━━━ Extracted records ━━━
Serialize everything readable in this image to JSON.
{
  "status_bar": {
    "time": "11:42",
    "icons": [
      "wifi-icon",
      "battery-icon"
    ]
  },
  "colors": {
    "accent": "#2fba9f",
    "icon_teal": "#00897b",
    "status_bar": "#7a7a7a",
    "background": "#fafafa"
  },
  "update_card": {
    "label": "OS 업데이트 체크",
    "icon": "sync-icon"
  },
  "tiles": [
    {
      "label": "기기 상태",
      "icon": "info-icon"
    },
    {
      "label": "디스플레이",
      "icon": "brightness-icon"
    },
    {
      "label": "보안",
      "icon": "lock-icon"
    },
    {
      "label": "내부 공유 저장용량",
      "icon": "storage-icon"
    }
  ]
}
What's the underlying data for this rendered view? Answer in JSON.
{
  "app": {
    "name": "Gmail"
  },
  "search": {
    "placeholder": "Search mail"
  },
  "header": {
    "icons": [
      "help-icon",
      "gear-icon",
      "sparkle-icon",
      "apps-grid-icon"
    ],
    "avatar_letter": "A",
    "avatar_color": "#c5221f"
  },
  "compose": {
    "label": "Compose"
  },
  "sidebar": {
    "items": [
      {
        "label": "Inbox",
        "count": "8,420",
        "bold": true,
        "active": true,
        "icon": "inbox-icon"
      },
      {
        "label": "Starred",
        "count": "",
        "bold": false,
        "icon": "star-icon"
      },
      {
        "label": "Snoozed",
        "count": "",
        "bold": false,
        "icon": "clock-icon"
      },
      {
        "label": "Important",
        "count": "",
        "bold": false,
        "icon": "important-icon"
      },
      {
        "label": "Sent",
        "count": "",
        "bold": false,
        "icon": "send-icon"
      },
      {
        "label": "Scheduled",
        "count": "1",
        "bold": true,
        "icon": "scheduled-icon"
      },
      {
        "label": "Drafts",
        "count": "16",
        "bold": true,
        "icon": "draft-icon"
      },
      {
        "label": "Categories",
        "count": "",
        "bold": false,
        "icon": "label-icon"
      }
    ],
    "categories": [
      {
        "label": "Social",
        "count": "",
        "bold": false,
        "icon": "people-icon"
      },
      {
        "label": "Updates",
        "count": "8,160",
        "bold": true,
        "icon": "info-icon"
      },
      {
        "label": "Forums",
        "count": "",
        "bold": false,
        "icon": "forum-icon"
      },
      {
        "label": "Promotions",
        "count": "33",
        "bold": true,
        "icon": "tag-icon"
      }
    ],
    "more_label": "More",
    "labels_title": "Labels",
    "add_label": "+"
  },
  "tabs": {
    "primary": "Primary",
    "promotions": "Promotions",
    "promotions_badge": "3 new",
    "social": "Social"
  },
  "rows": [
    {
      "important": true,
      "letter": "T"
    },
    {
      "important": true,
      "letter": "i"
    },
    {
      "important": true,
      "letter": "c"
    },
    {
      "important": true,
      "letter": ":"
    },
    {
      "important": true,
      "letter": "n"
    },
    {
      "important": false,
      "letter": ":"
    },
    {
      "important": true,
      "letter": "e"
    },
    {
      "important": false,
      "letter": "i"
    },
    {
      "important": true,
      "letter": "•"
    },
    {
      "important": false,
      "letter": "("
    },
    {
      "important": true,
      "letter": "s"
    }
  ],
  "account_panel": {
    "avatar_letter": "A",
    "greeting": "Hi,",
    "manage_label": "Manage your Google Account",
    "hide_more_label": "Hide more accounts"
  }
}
━━━
Directions for this task
Quote all the records exactly, please, leaving none out.

Response for this exercise
Serialize everything readable in this image to JSON.
{
  "status_bar": {
    "time": "11:42",
    "icons": [
      "wifi-icon",
      "battery-icon"
    ]
  },
  "colors": {
    "accent": "#2fba9f",
    "icon_teal": "#00897b",
    "status_bar": "#7a7a7a",
    "background": "#fafafa"
  },
  "update_card": {
    "label": "OS 업데이트 체크",
    "icon": "sync-icon"
  },
  "tiles": [
    {
      "label": "기기 상태",
      "icon": "info-icon"
    },
    {
      "label": "디스플레이",
      "icon": "brightness-icon"
    },
    {
      "label": "보안",
      "icon": "lock-icon"
    },
    {
      "label": "내부 공유 저장용량",
      "icon": "storage-icon"
    }
  ]
}
What's the underlying data for this rendered view? Answer in JSON.
{
  "app": {
    "name": "Gmail"
  },
  "search": {
    "placeholder": "Search mail"
  },
  "header": {
    "icons": [
      "help-icon",
      "gear-icon",
      "sparkle-icon",
      "apps-grid-icon"
    ],
    "avatar_letter": "A",
    "avatar_color": "#c5221f"
  },
  "compose": {
    "label": "Compose"
  },
  "sidebar": {
    "items": [
      {
        "label": "Inbox",
        "count": "8,420",
        "bold": true,
        "active": true,
        "icon": "inbox-icon"
      },
      {
        "label": "Starred",
        "count": "",
        "bold": false,
        "icon": "star-icon"
      },
      {
        "label": "Snoozed",
        "count": "",
        "bold": false,
        "icon": "clock-icon"
      },
      {
        "label": "Important",
        "count": "",
        "bold": false,
        "icon": "important-icon"
      },
      {
        "label": "Sent",
        "count": "",
        "bold": false,
        "icon": "send-icon"
      },
      {
        "label": "Scheduled",
        "count": "1",
        "bold": true,
        "icon": "scheduled-icon"
      },
      {
        "label": "Drafts",
        "count": "16",
        "bold": true,
        "icon": "draft-icon"
      },
      {
        "label": "Categories",
        "count": "",
        "bold": false,
        "icon": "label-icon"
      }
    ],
    "categories": [
      {
        "label": "Social",
        "count": "",
        "bold": false,
        "icon": "people-icon"
      },
      {
        "label": "Updates",
        "count": "8,160",
        "bold": true,
        "icon": "info-icon"
      },
      {
        "label": "Forums",
        "count": "",
        "bold": false,
        "icon": "forum-icon"
      },
      {
        "label": "Promotions",
        "count": "33",
        "bold": true,
        "icon": "tag-icon"
      }
    ],
    "more_label": "More",
    "labels_title": "Labels",
    "add_label": "+"
  },
  "tabs": {
    "primary": "Primary",
    "promotions": "Promotions",
    "promotions_badge": "3 new",
    "social": "Social"
  },
  "rows": [
    {
      "important": true,
      "letter": "T"
    },
    {
      "important": true,
      "letter": "i"
    },
    {
      "important": true,
      "letter": "c"
    },
    {
      "important": true,
      "letter": ":"
    },
    {
      "important": true,
      "letter": "n"
    },
    {
      "important": false,
      "letter": ":"
    },
    {
      "important": true,
      "letter": "e"
    },
    {
      "important": false,
      "letter": "i"
    },
    {
      "important": true,
      "letter": "•"
    },
    {
      "important": false,
      "letter": "("
    },
    {
      "important": true,
      "letter": "s"
    }
  ],
  "account_panel": {
    "avatar_letter": "A",
    "greeting": "Hi,",
    "manage_label": "Manage your Google Account",
    "hide_more_label": "Hide more accounts"
  }
}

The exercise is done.